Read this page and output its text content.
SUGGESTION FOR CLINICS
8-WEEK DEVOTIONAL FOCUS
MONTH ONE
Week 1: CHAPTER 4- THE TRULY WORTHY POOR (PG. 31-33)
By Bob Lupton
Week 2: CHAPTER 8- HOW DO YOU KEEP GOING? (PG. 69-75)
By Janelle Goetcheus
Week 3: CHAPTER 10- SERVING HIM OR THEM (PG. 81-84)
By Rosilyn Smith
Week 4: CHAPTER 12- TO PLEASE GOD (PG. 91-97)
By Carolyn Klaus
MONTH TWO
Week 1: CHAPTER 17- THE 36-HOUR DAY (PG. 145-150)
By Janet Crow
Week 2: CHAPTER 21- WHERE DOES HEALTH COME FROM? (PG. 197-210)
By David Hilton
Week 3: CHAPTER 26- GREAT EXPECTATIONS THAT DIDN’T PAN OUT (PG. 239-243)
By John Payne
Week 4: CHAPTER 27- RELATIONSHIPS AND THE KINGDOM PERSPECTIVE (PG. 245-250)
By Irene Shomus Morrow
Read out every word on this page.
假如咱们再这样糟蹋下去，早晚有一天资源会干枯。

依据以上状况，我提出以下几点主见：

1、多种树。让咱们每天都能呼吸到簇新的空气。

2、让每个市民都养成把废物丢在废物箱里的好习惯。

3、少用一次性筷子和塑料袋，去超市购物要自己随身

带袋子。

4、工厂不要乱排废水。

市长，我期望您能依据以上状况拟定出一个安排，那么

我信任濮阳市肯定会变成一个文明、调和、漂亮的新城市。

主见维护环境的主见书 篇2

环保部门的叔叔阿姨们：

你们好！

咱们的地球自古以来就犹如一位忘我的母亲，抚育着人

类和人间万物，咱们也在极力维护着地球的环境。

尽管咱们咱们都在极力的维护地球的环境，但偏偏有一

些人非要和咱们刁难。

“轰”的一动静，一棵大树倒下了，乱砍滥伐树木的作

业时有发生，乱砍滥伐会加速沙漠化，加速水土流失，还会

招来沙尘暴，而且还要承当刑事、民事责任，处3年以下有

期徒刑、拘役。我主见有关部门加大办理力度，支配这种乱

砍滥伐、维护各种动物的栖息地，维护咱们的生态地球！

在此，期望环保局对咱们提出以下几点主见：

+++

## YOUR TASK
Each line in the data that holds the string "this" should be found and copied.

## ANSWER IN FULL
Read this page and output its text content.
Read out every word on this page.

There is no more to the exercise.